Problem —
Search the material below for the word "Dotyczyło". Copy every line that has it.

(Data records)

□ □ □ □ □

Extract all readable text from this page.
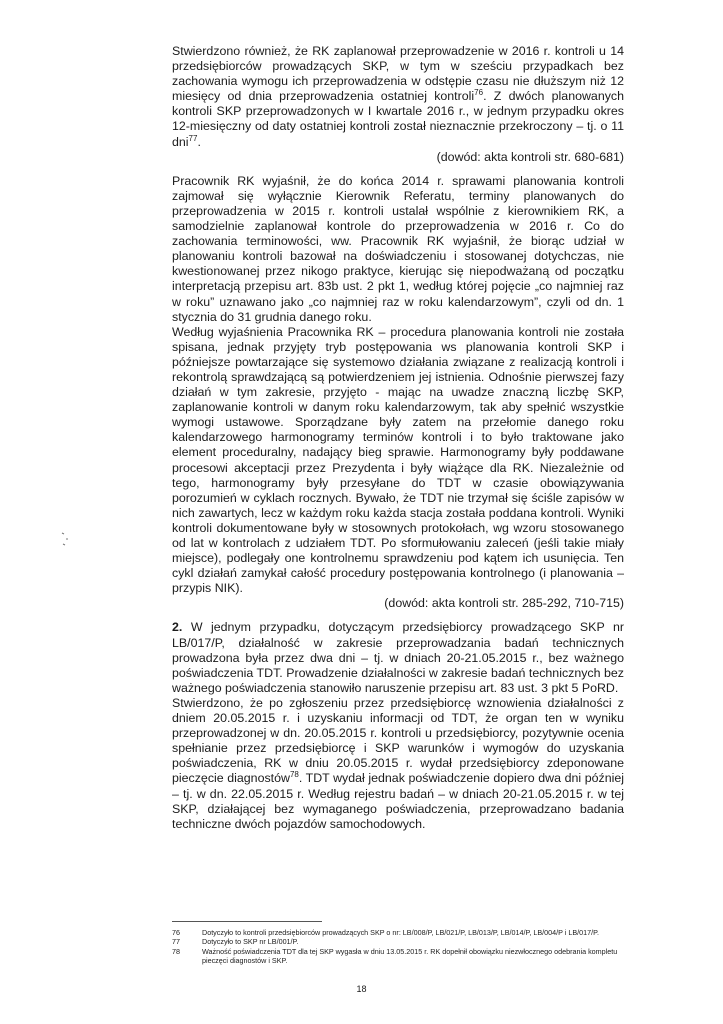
Stwierdzono również, że RK zaplanował przeprowadzenie w 2016 r. kontroli u 14 przedsiębiorców prowadzących SKP, w tym w sześciu przypadkach bez zachowania wymogu ich przeprowadzenia w odstępie czasu nie dłuższym niż 12 miesięcy od dnia przeprowadzenia ostatniej kontroli$^{76}$. Z dwóch planowanych kontroli SKP przeprowadzonych w I kwartale 2016 r., w jednym przypadku okres 12-miesięczny od daty ostatniej kontroli został nieznacznie przekroczony – tj. o 11 dni$^{77}$.

(dowód: akta kontroli str. 680-681)

Pracownik RK wyjaśnił, że do końca 2014 r. sprawami planowania kontroli zajmował się wyłącznie Kierownik Referatu, terminy planowanych do przeprowadzenia w 2015 r. kontroli ustalał wspólnie z kierownikiem RK, a samodzielnie zaplanował kontrole do przeprowadzenia w 2016 r. Co do zachowania terminowości, ww. Pracownik RK wyjaśnił, że biorąc udział w planowaniu kontroli bazował na doświadczeniu i stosowanej dotychczas, nie kwestionowanej przez nikogo praktyce, kierując się niepodważaną od początku interpretacją przepisu art. 83b ust. 2 pkt 1, według której pojęcie „co najmniej raz w roku” uznawano jako „co najmniej raz w roku kalendarzowym”, czyli od dn. 1 stycznia do 31 grudnia danego roku.

Według wyjaśnienia Pracownika RK – procedura planowania kontroli nie została spisana, jednak przyjęty tryb postępowania ws planowania kontroli SKP i późniejsze powtarzające się systemowo działania związane z realizacją kontroli i rekontrolą sprawdzającą są potwierdzeniem jej istnienia. Odnośnie pierwszej fazy działań w tym zakresie, przyjęto - mając na uwadze znaczną liczbę SKP, zaplanowanie kontroli w danym roku kalendarzowym, tak aby spełnić wszystkie wymogi ustawowe. Sporządzane były zatem na przełomie danego roku kalendarzowego harmonogramy terminów kontroli i to było traktowane jako element proceduralny, nadający bieg sprawie. Harmonogramy były poddawane procesowi akceptacji przez Prezydenta i były wiążące dla RK. Niezależnie od tego, harmonogramy były przesyłane do TDT w czasie obowiązywania porozumień w cyklach rocznych. Bywało, że TDT nie trzymał się ściśle zapisów w nich zawartych, lecz w każdym roku każda stacja została poddana kontroli. Wyniki kontroli dokumentowane były w stosownych protokołach, wg wzoru stosowanego od lat w kontrolach z udziałem TDT. Po sformułowaniu zaleceń (jeśli takie miały miejsce), podlegały one kontrolnemu sprawdzeniu pod kątem ich usunięcia. Ten cykl działań zamykał całość procedury postępowania kontrolnego (i planowania – przypis NIK).

(dowód: akta kontroli str. 285-292, 710-715)

2. W jednym przypadku, dotyczącym przedsiębiorcy prowadzącego SKP nr LB/017/P, działalność w zakresie przeprowadzania badań technicznych prowadzona była przez dwa dni – tj. w dniach 20-21.05.2015 r., bez ważnego poświadczenia TDT. Prowadzenie działalności w zakresie badań technicznych bez ważnego poświadczenia stanowiło naruszenie przepisu art. 83 ust. 3 pkt 5 PoRD.

Stwierdzono, że po zgłoszeniu przez przedsiębiorcę wznowienia działalności z dniem 20.05.2015 r. i uzyskaniu informacji od TDT, że organ ten w wyniku przeprowadzonej w dn. 20.05.2015 r. kontroli u przedsiębiorcy, pozytywnie ocenia spełnianie przez przedsiębiorcę i SKP warunków i wymogów do uzyskania poświadczenia, RK w dniu 20.05.2015 r. wydał przedsiębiorcy zdeponowane pieczęcie diagnostów$^{78}$. TDT wydał jednak poświadczenie dopiero dwa dni później – tj. w dn. 22.05.2015 r. Według rejestru badań – w dniach 20-21.05.2015 r. w tej SKP, działającej bez wymaganego poświadczenia, przeprowadzano badania techniczne dwóch pojazdów samochodowych.

76	Dotyczyło to kontroli przedsiębiorców prowadzących SKP o nr: LB/008/P, LB/021/P, LB/013/P, LB/014/P, LB/004/P i LB/017/P.
77	Dotyczyło to SKP nr LB/001/P.
78	Ważność poświadczenia TDT dla tej SKP wygasła w dniu 13.05.2015 r. RK dopełnił obowiązku niezwłocznego odebrania kompletu pieczęci diagnostów i SKP.
18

□ □ □ □ □

Response —
76	Dotyczyło to kontroli przedsiębiorców prowadzących SKP o nr: LB/008/P, LB/021/P, LB/013/P, LB/014/P, LB/004/P i LB/017/P.
77	Dotyczyło to SKP nr LB/001/P.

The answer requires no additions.